◆ **WHAT THIS TASK INVOLVES**:
Could you output each line of the data that follows exactly?
▬▬▬
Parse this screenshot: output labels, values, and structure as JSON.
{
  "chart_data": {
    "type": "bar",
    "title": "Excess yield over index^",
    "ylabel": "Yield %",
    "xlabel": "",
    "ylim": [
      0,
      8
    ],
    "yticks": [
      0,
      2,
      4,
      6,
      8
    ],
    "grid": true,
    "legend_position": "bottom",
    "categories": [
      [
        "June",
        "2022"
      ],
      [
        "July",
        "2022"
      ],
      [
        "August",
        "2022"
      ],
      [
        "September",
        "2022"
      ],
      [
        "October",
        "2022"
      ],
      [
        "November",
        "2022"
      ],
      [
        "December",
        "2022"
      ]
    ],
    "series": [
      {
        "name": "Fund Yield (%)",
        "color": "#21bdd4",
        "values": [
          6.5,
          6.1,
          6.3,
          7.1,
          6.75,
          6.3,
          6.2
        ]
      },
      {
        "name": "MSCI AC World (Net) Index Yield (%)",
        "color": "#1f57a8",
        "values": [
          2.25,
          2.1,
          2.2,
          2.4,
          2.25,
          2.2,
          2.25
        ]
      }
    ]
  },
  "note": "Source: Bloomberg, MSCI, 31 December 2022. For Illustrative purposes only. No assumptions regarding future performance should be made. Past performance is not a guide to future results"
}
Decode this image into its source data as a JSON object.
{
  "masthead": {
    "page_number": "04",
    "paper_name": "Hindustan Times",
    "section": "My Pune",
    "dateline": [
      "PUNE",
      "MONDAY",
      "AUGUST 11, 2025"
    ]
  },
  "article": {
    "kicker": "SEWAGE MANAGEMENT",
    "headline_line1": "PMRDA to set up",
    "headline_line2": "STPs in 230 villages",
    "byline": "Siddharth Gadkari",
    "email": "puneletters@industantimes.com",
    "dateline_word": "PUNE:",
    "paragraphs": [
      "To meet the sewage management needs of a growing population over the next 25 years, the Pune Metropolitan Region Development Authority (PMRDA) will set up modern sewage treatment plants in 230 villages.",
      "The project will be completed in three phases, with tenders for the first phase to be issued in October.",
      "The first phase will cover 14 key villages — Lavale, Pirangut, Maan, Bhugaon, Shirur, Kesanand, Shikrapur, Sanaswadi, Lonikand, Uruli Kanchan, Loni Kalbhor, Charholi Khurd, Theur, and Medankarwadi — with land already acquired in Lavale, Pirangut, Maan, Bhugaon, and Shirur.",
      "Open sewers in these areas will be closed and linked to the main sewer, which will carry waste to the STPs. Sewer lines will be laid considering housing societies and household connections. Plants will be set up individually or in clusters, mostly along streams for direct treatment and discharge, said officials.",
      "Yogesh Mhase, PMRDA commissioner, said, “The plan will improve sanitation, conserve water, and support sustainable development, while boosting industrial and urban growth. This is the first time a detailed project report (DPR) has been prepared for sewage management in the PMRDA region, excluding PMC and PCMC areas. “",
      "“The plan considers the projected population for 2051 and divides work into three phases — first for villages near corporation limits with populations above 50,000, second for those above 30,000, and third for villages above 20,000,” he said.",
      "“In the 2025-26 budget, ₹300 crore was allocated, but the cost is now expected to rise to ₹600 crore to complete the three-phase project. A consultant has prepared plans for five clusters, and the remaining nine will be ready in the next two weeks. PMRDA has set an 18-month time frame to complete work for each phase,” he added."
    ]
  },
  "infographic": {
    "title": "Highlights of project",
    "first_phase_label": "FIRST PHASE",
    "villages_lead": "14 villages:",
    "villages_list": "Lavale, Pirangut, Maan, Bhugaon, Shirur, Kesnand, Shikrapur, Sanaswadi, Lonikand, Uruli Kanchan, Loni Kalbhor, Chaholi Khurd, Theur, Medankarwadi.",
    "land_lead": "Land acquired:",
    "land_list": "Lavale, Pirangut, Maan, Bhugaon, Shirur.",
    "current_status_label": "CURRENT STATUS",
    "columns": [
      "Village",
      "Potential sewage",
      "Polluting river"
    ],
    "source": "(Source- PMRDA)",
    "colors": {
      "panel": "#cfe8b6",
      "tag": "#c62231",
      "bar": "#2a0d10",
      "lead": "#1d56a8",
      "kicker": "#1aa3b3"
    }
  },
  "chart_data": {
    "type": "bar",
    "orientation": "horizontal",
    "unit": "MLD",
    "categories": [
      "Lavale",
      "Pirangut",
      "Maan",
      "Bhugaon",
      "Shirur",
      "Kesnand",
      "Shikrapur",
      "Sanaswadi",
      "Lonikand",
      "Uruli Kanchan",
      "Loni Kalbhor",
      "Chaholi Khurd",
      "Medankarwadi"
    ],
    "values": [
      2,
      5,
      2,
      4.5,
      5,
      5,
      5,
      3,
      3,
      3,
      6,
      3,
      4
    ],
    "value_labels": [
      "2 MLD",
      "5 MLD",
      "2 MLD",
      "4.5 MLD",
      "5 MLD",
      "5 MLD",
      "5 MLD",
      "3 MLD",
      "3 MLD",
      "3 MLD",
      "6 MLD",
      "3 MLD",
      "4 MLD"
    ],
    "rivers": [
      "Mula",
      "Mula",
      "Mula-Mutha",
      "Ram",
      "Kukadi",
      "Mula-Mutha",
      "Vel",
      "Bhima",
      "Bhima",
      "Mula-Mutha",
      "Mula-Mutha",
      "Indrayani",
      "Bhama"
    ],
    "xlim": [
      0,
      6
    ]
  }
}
▬▬▬
◆ **WRITTEN SOLUTION**:
Parse this screenshot: output labels, values, and structure as JSON.
{
  "chart_data": {
    "type": "bar",
    "title": "Excess yield over index^",
    "ylabel": "Yield %",
    "xlabel": "",
    "ylim": [
      0,
      8
    ],
    "yticks": [
      0,
      2,
      4,
      6,
      8
    ],
    "grid": true,
    "legend_position": "bottom",
    "categories": [
      [
        "June",
        "2022"
      ],
      [
        "July",
        "2022"
      ],
      [
        "August",
        "2022"
      ],
      [
        "September",
        "2022"
      ],
      [
        "October",
        "2022"
      ],
      [
        "November",
        "2022"
      ],
      [
        "December",
        "2022"
      ]
    ],
    "series": [
      {
        "name": "Fund Yield (%)",
        "color": "#21bdd4",
        "values": [
          6.5,
          6.1,
          6.3,
          7.1,
          6.75,
          6.3,
          6.2
        ]
      },
      {
        "name": "MSCI AC World (Net) Index Yield (%)",
        "color": "#1f57a8",
        "values": [
          2.25,
          2.1,
          2.2,
          2.4,
          2.25,
          2.2,
          2.25
        ]
      }
    ]
  },
  "note": "Source: Bloomberg, MSCI, 31 December 2022. For Illustrative purposes only. No assumptions regarding future performance should be made. Past performance is not a guide to future results"
}
Decode this image into its source data as a JSON object.
{
  "masthead": {
    "page_number": "04",
    "paper_name": "Hindustan Times",
    "section": "My Pune",
    "dateline": [
      "PUNE",
      "MONDAY",
      "AUGUST 11, 2025"
    ]
  },
  "article": {
    "kicker": "SEWAGE MANAGEMENT",
    "headline_line1": "PMRDA to set up",
    "headline_line2": "STPs in 230 villages",
    "byline": "Siddharth Gadkari",
    "email": "puneletters@industantimes.com",
    "dateline_word": "PUNE:",
    "paragraphs": [
      "To meet the sewage management needs of a growing population over the next 25 years, the Pune Metropolitan Region Development Authority (PMRDA) will set up modern sewage treatment plants in 230 villages.",
      "The project will be completed in three phases, with tenders for the first phase to be issued in October.",
      "The first phase will cover 14 key villages — Lavale, Pirangut, Maan, Bhugaon, Shirur, Kesanand, Shikrapur, Sanaswadi, Lonikand, Uruli Kanchan, Loni Kalbhor, Charholi Khurd, Theur, and Medankarwadi — with land already acquired in Lavale, Pirangut, Maan, Bhugaon, and Shirur.",
      "Open sewers in these areas will be closed and linked to the main sewer, which will carry waste to the STPs. Sewer lines will be laid considering housing societies and household connections. Plants will be set up individually or in clusters, mostly along streams for direct treatment and discharge, said officials.",
      "Yogesh Mhase, PMRDA commissioner, said, “The plan will improve sanitation, conserve water, and support sustainable development, while boosting industrial and urban growth. This is the first time a detailed project report (DPR) has been prepared for sewage management in the PMRDA region, excluding PMC and PCMC areas. “",
      "“The plan considers the projected population for 2051 and divides work into three phases — first for villages near corporation limits with populations above 50,000, second for those above 30,000, and third for villages above 20,000,” he said.",
      "“In the 2025-26 budget, ₹300 crore was allocated, but the cost is now expected to rise to ₹600 crore to complete the three-phase project. A consultant has prepared plans for five clusters, and the remaining nine will be ready in the next two weeks. PMRDA has set an 18-month time frame to complete work for each phase,” he added."
    ]
  },
  "infographic": {
    "title": "Highlights of project",
    "first_phase_label": "FIRST PHASE",
    "villages_lead": "14 villages:",
    "villages_list": "Lavale, Pirangut, Maan, Bhugaon, Shirur, Kesnand, Shikrapur, Sanaswadi, Lonikand, Uruli Kanchan, Loni Kalbhor, Chaholi Khurd, Theur, Medankarwadi.",
    "land_lead": "Land acquired:",
    "land_list": "Lavale, Pirangut, Maan, Bhugaon, Shirur.",
    "current_status_label": "CURRENT STATUS",
    "columns": [
      "Village",
      "Potential sewage",
      "Polluting river"
    ],
    "source": "(Source- PMRDA)",
    "colors": {
      "panel": "#cfe8b6",
      "tag": "#c62231",
      "bar": "#2a0d10",
      "lead": "#1d56a8",
      "kicker": "#1aa3b3"
    }
  },
  "chart_data": {
    "type": "bar",
    "orientation": "horizontal",
    "unit": "MLD",
    "categories": [
      "Lavale",
      "Pirangut",
      "Maan",
      "Bhugaon",
      "Shirur",
      "Kesnand",
      "Shikrapur",
      "Sanaswadi",
      "Lonikand",
      "Uruli Kanchan",
      "Loni Kalbhor",
      "Chaholi Khurd",
      "Medankarwadi"
    ],
    "values": [
      2,
      5,
      2,
      4.5,
      5,
      5,
      5,
      3,
      3,
      3,
      6,
      3,
      4
    ],
    "value_labels": [
      "2 MLD",
      "5 MLD",
      "2 MLD",
      "4.5 MLD",
      "5 MLD",
      "5 MLD",
      "5 MLD",
      "3 MLD",
      "3 MLD",
      "3 MLD",
      "6 MLD",
      "3 MLD",
      "4 MLD"
    ],
    "rivers": [
      "Mula",
      "Mula",
      "Mula-Mutha",
      "Ram",
      "Kukadi",
      "Mula-Mutha",
      "Vel",
      "Bhima",
      "Bhima",
      "Mula-Mutha",
      "Mula-Mutha",
      "Indrayani",
      "Bhama"
    ],
    "xlim": [
      0,
      6
    ]
  }
}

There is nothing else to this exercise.